• To be done
Turn the items from the line containing "Decompose this screenshot" through the line containing "- marker: [958, 788, 974, 802]", both included, into a numbered list. Skip blank lines and leave out the pictures.

• Records for this exercise

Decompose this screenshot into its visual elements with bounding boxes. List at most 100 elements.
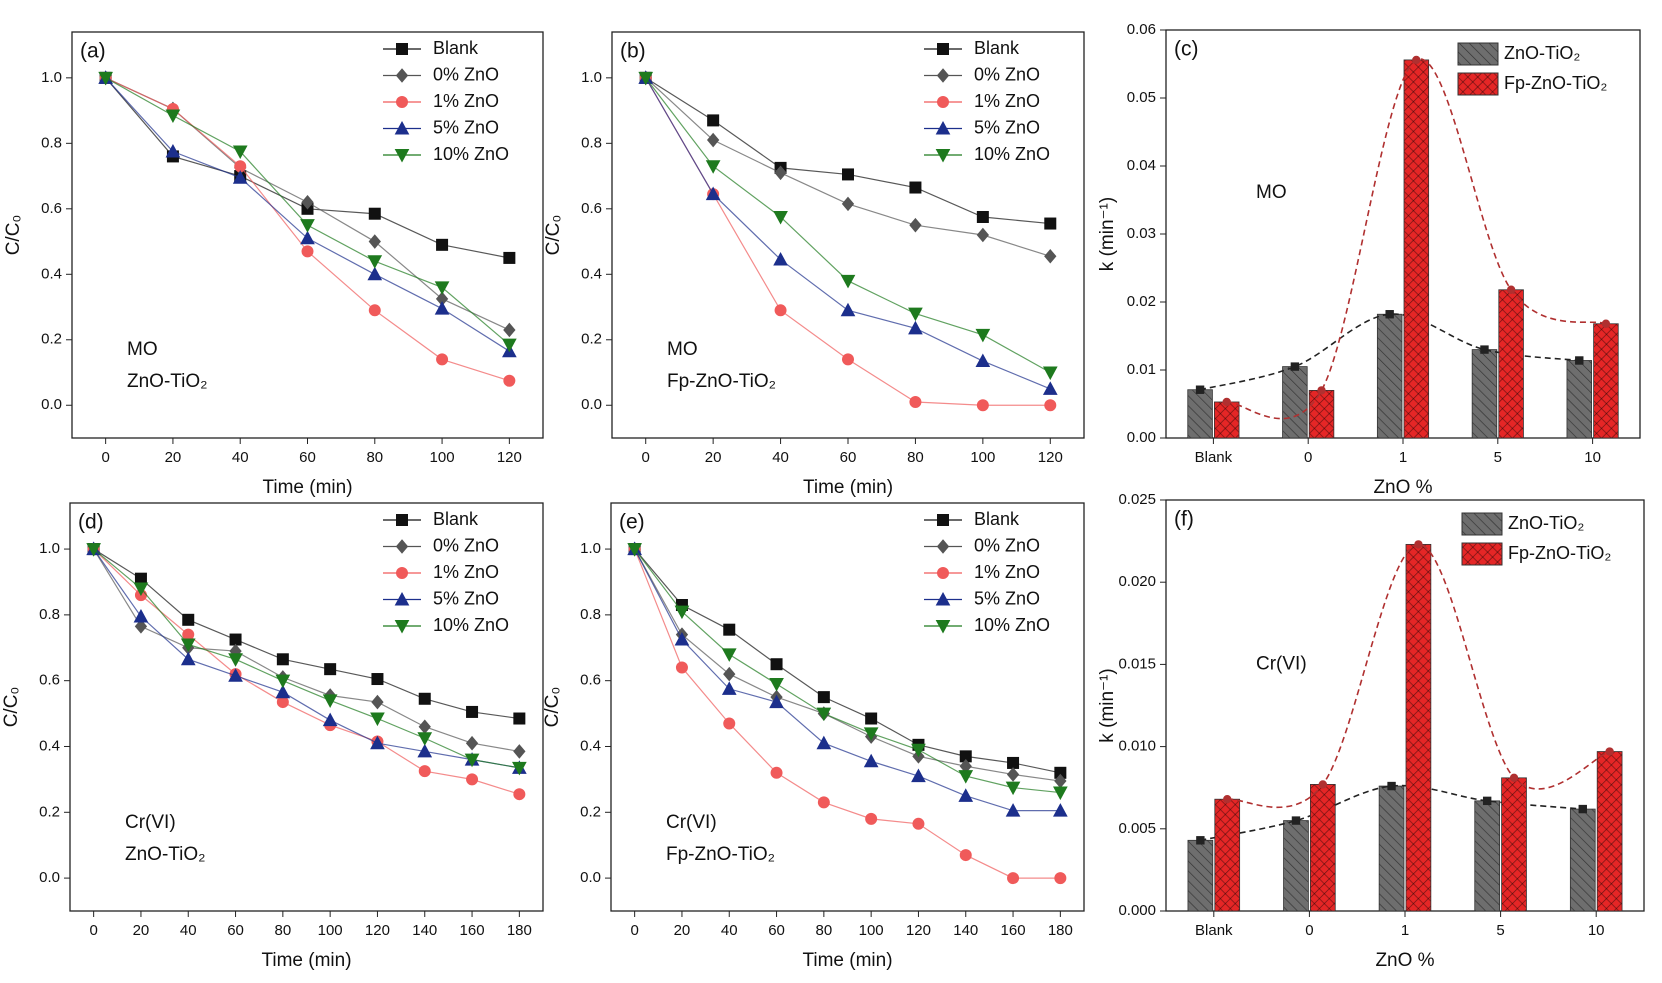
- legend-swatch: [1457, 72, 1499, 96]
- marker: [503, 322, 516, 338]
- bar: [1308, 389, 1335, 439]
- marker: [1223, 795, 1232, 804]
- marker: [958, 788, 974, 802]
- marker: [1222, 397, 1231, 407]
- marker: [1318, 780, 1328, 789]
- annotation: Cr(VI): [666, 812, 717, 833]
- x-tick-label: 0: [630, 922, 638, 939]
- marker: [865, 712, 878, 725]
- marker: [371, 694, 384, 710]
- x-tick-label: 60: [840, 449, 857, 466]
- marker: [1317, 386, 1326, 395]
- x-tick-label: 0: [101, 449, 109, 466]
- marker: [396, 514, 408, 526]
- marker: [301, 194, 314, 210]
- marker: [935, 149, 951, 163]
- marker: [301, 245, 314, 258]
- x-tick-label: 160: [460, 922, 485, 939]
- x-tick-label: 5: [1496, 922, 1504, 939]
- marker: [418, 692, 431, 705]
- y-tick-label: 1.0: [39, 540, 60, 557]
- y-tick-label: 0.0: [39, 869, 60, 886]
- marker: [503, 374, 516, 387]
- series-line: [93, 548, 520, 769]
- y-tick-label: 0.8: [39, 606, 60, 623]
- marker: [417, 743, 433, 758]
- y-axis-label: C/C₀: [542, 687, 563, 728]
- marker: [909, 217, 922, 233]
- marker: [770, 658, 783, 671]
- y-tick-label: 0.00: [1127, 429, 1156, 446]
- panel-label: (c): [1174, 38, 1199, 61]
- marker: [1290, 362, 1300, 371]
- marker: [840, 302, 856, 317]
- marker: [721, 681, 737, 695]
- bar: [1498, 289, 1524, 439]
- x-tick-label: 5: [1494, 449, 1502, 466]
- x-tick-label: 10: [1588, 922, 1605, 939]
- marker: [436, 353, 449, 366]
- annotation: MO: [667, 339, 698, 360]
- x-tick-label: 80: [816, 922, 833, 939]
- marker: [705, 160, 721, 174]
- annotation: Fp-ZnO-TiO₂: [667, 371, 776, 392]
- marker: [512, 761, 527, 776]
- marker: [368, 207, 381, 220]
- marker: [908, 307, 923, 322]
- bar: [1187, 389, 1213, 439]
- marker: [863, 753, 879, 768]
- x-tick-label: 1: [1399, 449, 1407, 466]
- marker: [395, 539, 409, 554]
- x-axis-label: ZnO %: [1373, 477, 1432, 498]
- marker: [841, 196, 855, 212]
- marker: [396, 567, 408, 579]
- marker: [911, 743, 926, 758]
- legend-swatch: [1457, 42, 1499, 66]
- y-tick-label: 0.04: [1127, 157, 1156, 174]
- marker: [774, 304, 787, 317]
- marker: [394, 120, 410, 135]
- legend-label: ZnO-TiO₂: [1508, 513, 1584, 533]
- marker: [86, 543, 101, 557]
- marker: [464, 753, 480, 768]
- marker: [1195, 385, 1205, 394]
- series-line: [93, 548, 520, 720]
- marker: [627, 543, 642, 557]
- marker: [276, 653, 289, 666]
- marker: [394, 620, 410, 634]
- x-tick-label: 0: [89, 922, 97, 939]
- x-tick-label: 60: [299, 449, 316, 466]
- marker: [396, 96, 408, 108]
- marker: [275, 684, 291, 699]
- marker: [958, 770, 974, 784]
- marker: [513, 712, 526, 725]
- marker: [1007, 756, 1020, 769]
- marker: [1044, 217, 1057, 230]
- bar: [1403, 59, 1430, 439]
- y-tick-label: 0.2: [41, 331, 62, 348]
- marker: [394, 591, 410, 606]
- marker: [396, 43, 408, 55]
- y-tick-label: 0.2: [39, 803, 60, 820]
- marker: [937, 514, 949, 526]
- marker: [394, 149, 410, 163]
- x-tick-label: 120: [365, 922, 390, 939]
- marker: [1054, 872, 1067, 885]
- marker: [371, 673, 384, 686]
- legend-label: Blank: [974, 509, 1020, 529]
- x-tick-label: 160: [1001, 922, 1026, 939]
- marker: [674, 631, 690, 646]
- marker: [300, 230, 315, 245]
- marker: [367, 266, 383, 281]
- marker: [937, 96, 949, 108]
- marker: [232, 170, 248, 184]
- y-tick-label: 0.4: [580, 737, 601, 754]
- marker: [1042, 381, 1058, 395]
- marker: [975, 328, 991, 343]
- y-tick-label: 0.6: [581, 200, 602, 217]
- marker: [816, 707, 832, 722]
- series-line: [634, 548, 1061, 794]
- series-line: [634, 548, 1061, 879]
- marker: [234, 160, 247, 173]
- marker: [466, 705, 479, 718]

==

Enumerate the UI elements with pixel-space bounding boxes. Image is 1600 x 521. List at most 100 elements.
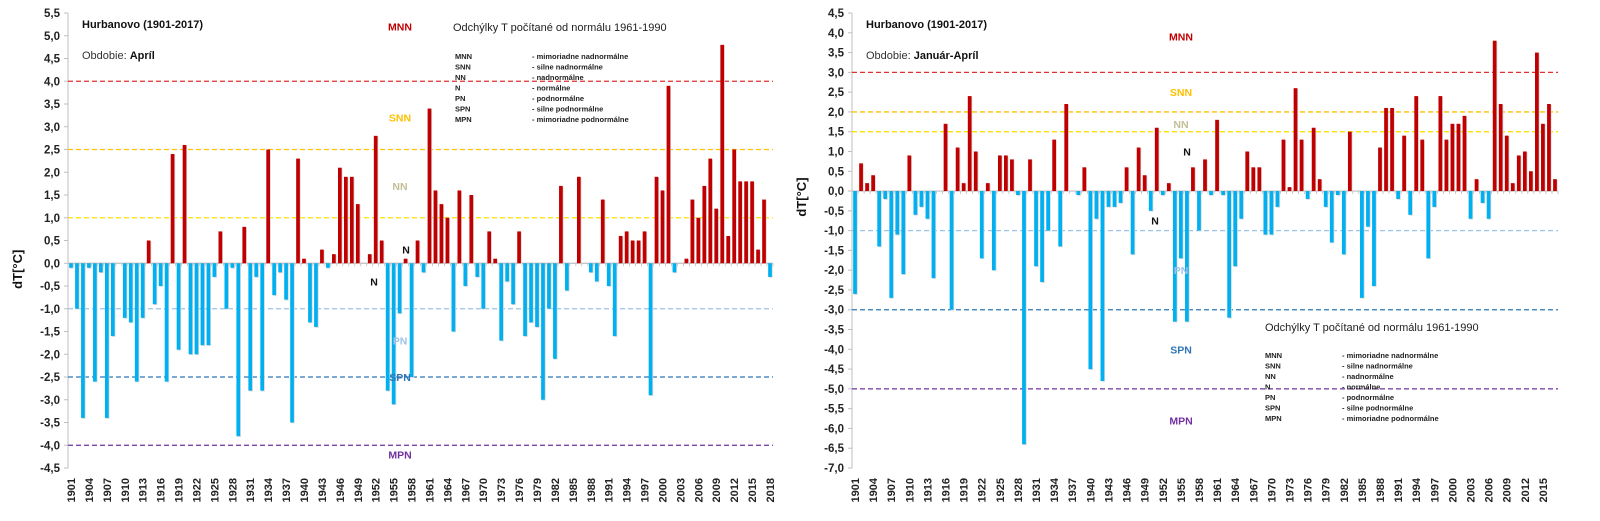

...

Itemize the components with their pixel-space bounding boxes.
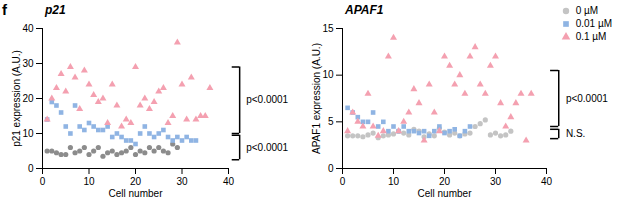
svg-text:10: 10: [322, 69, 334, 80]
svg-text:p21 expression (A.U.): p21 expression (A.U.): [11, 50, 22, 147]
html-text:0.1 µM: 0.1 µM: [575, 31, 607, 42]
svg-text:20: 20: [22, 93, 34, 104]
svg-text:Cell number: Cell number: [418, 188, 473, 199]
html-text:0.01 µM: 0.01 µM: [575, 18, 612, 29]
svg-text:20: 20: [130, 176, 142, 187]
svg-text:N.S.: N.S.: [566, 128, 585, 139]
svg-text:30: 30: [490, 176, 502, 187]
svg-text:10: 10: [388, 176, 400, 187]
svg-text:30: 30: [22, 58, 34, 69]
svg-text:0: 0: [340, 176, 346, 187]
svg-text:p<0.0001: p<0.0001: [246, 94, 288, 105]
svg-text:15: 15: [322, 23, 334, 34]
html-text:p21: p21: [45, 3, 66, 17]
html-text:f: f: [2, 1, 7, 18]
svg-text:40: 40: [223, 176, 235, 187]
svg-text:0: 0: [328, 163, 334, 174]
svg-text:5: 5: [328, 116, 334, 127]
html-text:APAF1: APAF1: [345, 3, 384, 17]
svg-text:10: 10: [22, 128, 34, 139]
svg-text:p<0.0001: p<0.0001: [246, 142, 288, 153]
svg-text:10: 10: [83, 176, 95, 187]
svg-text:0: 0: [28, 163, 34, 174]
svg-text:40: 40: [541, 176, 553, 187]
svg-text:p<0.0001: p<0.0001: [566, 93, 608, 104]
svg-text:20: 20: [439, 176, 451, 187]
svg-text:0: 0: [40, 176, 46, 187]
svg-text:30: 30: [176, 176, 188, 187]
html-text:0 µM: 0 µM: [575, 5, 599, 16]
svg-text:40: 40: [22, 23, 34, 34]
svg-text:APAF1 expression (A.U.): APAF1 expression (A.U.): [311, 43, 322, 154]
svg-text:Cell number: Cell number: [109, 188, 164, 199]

• Finished answer
1. Decompose this screenshot into its visual elements with bounding boxes. List at most 100 elements.
2. - legend-swatch: [1457, 72, 1499, 96]
3. - marker: [503, 322, 516, 338]
4. - bar: [1308, 389, 1335, 439]
5. - marker: [1223, 795, 1232, 804]
6. - marker: [958, 788, 974, 802]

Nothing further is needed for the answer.